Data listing
▽

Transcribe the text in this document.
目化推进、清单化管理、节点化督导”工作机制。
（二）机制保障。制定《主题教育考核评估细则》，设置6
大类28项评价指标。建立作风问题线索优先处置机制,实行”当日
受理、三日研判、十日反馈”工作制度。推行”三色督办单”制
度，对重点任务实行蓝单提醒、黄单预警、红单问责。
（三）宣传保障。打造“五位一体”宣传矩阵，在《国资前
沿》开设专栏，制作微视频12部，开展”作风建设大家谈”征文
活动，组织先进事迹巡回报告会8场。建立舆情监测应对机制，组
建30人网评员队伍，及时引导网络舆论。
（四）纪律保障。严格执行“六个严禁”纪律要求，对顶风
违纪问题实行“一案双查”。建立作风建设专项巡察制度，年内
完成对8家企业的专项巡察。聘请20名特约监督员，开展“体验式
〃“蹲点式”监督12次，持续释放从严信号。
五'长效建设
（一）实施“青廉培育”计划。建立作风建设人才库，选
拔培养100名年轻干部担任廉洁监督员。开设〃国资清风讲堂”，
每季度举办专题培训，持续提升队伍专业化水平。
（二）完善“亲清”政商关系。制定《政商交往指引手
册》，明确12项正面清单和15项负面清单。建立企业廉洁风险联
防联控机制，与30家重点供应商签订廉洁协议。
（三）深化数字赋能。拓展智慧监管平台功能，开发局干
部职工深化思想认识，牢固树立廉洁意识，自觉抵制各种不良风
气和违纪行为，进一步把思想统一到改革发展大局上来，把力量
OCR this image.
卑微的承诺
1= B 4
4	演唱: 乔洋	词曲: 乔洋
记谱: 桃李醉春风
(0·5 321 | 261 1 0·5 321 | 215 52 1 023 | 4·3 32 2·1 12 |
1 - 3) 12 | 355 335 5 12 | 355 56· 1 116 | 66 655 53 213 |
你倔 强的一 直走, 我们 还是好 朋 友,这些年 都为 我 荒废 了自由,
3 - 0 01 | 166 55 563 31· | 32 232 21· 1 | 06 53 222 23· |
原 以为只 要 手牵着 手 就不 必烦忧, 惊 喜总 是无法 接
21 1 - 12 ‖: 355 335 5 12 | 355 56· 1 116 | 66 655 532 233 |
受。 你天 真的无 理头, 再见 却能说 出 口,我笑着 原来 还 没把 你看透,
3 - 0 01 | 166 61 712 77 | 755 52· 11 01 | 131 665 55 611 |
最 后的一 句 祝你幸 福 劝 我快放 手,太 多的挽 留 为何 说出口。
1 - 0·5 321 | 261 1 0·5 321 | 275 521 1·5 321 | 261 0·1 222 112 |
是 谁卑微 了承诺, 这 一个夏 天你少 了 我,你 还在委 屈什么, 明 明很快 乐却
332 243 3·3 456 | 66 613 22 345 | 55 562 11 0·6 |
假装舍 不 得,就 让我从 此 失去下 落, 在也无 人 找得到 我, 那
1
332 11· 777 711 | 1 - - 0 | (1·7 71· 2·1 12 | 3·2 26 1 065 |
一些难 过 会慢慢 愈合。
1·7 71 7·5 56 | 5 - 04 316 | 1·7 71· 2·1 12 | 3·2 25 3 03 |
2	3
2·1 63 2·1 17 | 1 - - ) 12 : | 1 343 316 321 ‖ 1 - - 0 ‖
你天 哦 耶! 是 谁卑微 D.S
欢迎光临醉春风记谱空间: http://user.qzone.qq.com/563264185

△

> [Instructions to follow] Give back each line above precisely as it stands.

> [Complete response]
Transcribe the text in this document.
目化推进、清单化管理、节点化督导”工作机制。
（二）机制保障。制定《主题教育考核评估细则》，设置6
大类28项评价指标。建立作风问题线索优先处置机制,实行”当日
受理、三日研判、十日反馈”工作制度。推行”三色督办单”制
度，对重点任务实行蓝单提醒、黄单预警、红单问责。
（三）宣传保障。打造“五位一体”宣传矩阵，在《国资前
沿》开设专栏，制作微视频12部，开展”作风建设大家谈”征文
活动，组织先进事迹巡回报告会8场。建立舆情监测应对机制，组
建30人网评员队伍，及时引导网络舆论。
（四）纪律保障。严格执行“六个严禁”纪律要求，对顶风
违纪问题实行“一案双查”。建立作风建设专项巡察制度，年内
完成对8家企业的专项巡察。聘请20名特约监督员，开展“体验式
〃“蹲点式”监督12次，持续释放从严信号。
五'长效建设
（一）实施“青廉培育”计划。建立作风建设人才库，选
拔培养100名年轻干部担任廉洁监督员。开设〃国资清风讲堂”，
每季度举办专题培训，持续提升队伍专业化水平。
（二）完善“亲清”政商关系。制定《政商交往指引手
册》，明确12项正面清单和15项负面清单。建立企业廉洁风险联
防联控机制，与30家重点供应商签订廉洁协议。
（三）深化数字赋能。拓展智慧监管平台功能，开发局干
部职工深化思想认识，牢固树立廉洁意识，自觉抵制各种不良风
气和违纪行为，进一步把思想统一到改革发展大局上来，把力量
OCR this image.
卑微的承诺
1= B 4
4	演唱: 乔洋	词曲: 乔洋
记谱: 桃李醉春风
(0·5 321 | 261 1 0·5 321 | 215 52 1 023 | 4·3 32 2·1 12 |
1 - 3) 12 | 355 335 5 12 | 355 56· 1 116 | 66 655 53 213 |
你倔 强的一 直走, 我们 还是好 朋 友,这些年 都为 我 荒废 了自由,
3 - 0 01 | 166 55 563 31· | 32 232 21· 1 | 06 53 222 23· |
原 以为只 要 手牵着 手 就不 必烦忧, 惊 喜总 是无法 接
21 1 - 12 ‖: 355 335 5 12 | 355 56· 1 116 | 66 655 532 233 |
受。 你天 真的无 理头, 再见 却能说 出 口,我笑着 原来 还 没把 你看透,
3 - 0 01 | 166 61 712 77 | 755 52· 11 01 | 131 665 55 611 |
最 后的一 句 祝你幸 福 劝 我快放 手,太 多的挽 留 为何 说出口。
1 - 0·5 321 | 261 1 0·5 321 | 275 521 1·5 321 | 261 0·1 222 112 |
是 谁卑微 了承诺, 这 一个夏 天你少 了 我,你 还在委 屈什么, 明 明很快 乐却
332 243 3·3 456 | 66 613 22 345 | 55 562 11 0·6 |
假装舍 不 得,就 让我从 此 失去下 落, 在也无 人 找得到 我, 那
1
332 11· 777 711 | 1 - - 0 | (1·7 71· 2·1 12 | 3·2 26 1 065 |
一些难 过 会慢慢 愈合。
1·7 71 7·5 56 | 5 - 04 316 | 1·7 71· 2·1 12 | 3·2 25 3 03 |
2	3
2·1 63 2·1 17 | 1 - - ) 12 : | 1 343 316 321 ‖ 1 - - 0 ‖
你天 哦 耶! 是 谁卑微 D.S
欢迎光临醉春风记谱空间: http://user.qzone.qq.com/563264185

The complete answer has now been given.